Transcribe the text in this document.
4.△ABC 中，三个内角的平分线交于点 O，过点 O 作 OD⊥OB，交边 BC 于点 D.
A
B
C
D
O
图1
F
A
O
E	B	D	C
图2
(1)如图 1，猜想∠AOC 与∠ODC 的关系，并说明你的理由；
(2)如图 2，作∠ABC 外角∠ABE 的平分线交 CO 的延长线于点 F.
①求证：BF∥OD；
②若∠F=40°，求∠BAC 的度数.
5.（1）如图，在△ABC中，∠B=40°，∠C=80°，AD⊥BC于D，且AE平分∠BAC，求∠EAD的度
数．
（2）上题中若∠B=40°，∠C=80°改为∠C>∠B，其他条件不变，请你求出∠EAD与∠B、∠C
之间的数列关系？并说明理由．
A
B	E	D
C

****

- [Exercise instructions]
Reproduce all of the records exactly.

- [Written reply]
Transcribe the text in this document.
4.△ABC 中，三个内角的平分线交于点 O，过点 O 作 OD⊥OB，交边 BC 于点 D.
A
B
C
D
O
图1
F
A
O
E	B	D	C
图2
(1)如图 1，猜想∠AOC 与∠ODC 的关系，并说明你的理由；
(2)如图 2，作∠ABC 外角∠ABE 的平分线交 CO 的延长线于点 F.
①求证：BF∥OD；
②若∠F=40°，求∠BAC 的度数.
5.（1）如图，在△ABC中，∠B=40°，∠C=80°，AD⊥BC于D，且AE平分∠BAC，求∠EAD的度
数．
（2）上题中若∠B=40°，∠C=80°改为∠C>∠B，其他条件不变，请你求出∠EAD与∠B、∠C
之间的数列关系？并说明理由．
A
B	E	D
C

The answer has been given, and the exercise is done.